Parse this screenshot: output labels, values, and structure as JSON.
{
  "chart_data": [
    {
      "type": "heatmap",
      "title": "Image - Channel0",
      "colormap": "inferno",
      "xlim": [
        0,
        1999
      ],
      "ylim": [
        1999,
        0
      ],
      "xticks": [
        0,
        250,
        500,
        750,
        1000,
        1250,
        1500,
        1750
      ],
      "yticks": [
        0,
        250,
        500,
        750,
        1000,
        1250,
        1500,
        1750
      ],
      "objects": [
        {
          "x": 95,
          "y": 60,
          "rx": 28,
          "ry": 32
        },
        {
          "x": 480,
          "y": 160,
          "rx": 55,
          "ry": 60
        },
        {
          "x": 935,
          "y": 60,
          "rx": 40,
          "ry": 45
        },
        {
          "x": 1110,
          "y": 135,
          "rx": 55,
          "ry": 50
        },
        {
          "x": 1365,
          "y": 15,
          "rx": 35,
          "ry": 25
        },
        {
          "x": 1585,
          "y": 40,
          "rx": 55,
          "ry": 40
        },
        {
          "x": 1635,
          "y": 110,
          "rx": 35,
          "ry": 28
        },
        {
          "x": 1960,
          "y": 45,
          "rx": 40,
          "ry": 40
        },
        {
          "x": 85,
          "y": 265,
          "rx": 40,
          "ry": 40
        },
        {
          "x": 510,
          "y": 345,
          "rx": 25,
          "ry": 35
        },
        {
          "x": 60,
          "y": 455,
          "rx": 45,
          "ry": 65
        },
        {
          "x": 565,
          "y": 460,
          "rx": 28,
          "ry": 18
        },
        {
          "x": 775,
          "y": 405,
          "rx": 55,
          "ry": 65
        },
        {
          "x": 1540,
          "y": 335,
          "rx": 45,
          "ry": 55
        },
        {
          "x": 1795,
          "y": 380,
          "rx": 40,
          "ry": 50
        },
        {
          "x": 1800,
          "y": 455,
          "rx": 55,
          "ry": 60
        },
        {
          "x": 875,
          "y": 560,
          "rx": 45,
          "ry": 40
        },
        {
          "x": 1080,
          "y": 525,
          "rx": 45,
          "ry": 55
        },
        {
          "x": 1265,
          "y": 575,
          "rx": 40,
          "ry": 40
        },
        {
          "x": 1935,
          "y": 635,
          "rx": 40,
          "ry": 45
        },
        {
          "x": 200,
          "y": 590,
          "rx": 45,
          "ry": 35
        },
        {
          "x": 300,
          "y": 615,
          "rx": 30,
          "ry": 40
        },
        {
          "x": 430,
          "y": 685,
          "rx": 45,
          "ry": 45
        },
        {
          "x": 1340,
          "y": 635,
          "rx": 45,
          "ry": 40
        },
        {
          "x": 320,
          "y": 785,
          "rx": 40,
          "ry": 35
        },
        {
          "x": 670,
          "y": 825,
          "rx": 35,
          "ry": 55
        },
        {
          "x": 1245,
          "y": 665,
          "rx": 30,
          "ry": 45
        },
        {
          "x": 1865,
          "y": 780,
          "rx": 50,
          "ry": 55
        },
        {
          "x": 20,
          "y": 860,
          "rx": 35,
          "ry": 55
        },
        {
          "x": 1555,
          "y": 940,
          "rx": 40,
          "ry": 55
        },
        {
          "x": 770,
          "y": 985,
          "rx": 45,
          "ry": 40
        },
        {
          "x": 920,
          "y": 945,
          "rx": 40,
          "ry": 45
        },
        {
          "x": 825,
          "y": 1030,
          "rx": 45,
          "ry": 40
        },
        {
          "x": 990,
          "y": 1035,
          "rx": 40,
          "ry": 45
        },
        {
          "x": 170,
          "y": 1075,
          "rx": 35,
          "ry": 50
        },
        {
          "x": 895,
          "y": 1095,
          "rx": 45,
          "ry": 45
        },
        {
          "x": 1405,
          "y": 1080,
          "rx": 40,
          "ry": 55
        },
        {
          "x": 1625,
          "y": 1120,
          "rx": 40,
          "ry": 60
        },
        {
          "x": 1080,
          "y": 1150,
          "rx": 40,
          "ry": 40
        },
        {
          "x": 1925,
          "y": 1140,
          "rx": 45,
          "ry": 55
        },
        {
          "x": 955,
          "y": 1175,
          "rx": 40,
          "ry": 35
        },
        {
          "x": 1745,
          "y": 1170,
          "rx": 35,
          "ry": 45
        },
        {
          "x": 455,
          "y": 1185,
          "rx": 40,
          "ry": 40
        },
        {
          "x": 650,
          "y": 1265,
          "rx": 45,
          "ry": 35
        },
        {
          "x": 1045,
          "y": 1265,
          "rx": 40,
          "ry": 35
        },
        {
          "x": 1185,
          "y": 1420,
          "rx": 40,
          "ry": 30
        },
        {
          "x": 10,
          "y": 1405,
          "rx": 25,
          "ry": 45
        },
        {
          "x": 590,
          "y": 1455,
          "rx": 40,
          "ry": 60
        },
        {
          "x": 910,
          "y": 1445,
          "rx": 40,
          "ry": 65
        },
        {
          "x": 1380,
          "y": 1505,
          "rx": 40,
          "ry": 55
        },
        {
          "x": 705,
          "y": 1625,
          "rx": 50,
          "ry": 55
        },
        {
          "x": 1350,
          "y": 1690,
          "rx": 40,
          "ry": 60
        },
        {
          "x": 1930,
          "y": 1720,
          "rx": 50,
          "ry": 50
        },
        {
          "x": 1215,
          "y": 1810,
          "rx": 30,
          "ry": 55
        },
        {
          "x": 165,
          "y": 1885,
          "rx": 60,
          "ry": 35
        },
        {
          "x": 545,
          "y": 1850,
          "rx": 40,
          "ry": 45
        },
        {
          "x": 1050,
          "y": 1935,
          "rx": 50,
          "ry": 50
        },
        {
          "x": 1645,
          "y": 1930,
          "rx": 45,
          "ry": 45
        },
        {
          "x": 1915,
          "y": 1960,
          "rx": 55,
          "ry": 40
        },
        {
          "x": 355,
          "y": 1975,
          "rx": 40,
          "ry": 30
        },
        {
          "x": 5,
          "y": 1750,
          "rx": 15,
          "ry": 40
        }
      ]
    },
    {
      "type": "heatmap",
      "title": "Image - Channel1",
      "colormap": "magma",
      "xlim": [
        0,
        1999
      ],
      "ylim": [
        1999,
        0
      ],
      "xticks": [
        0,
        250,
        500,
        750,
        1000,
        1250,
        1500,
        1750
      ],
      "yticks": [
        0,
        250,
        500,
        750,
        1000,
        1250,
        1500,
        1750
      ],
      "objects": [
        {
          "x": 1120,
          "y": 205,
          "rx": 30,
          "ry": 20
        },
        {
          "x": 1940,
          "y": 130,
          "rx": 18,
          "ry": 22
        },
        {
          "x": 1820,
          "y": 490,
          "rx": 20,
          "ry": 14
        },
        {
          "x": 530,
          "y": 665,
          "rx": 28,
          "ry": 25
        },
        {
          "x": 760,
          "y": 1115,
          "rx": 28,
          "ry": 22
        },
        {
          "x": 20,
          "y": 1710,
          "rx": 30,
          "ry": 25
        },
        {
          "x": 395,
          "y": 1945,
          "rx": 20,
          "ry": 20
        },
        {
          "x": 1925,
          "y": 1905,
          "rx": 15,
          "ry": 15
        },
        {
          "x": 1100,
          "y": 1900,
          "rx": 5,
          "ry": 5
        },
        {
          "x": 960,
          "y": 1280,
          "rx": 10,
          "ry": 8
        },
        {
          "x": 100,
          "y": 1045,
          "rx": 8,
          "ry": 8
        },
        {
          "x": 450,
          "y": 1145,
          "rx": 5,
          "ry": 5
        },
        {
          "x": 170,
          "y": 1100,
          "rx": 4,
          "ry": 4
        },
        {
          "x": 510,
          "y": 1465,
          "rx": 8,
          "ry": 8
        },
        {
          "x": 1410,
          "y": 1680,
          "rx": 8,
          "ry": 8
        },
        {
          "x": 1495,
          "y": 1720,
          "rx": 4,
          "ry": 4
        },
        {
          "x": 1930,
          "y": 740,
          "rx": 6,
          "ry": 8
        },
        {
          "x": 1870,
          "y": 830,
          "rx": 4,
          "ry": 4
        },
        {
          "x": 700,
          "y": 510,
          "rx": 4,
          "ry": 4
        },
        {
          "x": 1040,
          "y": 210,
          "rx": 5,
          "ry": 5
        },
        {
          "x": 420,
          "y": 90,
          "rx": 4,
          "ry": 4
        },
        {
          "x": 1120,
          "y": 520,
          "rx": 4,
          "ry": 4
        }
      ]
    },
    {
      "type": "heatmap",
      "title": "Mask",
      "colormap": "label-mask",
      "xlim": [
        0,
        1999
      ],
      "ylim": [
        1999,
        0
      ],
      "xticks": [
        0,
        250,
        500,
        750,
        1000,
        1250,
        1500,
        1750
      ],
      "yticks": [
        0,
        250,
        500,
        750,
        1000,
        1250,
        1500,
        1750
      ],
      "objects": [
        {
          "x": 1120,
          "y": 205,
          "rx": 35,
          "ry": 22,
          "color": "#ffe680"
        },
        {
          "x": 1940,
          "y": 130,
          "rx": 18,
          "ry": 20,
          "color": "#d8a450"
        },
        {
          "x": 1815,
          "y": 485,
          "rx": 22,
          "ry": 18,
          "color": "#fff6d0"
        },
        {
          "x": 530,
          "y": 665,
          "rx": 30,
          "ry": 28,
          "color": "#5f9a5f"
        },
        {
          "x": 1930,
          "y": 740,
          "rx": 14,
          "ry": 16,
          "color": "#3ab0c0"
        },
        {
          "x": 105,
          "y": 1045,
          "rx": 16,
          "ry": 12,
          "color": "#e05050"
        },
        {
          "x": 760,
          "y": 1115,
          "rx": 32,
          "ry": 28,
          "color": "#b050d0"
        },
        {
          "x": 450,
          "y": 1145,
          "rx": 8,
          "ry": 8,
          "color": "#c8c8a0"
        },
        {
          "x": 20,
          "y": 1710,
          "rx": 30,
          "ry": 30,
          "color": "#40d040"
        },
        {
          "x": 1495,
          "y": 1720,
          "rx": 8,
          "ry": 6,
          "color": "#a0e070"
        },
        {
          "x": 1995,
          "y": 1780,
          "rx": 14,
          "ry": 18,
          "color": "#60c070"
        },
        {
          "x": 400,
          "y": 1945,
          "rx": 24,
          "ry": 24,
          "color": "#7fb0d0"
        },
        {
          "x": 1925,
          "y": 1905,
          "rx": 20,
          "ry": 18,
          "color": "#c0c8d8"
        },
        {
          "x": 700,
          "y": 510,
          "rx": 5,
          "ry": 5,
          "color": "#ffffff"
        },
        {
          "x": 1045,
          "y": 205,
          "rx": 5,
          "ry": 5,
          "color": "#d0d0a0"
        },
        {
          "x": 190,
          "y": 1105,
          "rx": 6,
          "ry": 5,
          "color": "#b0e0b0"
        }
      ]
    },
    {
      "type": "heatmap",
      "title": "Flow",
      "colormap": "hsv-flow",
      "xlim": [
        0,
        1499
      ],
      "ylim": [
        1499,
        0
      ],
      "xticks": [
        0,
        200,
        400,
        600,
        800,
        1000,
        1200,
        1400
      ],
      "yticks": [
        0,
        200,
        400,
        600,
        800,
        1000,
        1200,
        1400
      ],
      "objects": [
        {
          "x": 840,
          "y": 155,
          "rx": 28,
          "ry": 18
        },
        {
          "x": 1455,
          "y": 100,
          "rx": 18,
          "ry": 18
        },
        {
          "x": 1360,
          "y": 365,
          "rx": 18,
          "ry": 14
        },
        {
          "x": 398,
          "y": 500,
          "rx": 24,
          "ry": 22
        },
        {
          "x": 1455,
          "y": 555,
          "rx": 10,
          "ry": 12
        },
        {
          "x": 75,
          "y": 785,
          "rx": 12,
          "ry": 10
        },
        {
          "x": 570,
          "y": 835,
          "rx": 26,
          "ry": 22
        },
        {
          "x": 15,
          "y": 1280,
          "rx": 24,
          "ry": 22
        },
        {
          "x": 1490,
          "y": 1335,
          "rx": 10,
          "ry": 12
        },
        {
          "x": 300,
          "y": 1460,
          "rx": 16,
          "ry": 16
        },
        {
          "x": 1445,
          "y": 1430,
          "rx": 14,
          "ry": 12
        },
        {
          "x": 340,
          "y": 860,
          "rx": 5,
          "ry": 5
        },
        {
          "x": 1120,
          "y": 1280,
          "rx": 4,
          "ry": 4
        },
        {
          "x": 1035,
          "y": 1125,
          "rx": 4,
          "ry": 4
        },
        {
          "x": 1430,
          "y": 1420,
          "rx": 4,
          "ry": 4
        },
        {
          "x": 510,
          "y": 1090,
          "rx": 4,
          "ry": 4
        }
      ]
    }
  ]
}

[YOUR OBJECTIVE]:
Show all lines from the listing above in which "colormap" appears.

[EXPECTED ANSWER]:
      "colormap": "inferno",
      "colormap": "magma",
      "colormap": "label-mask",
      "colormap": "hsv-flow",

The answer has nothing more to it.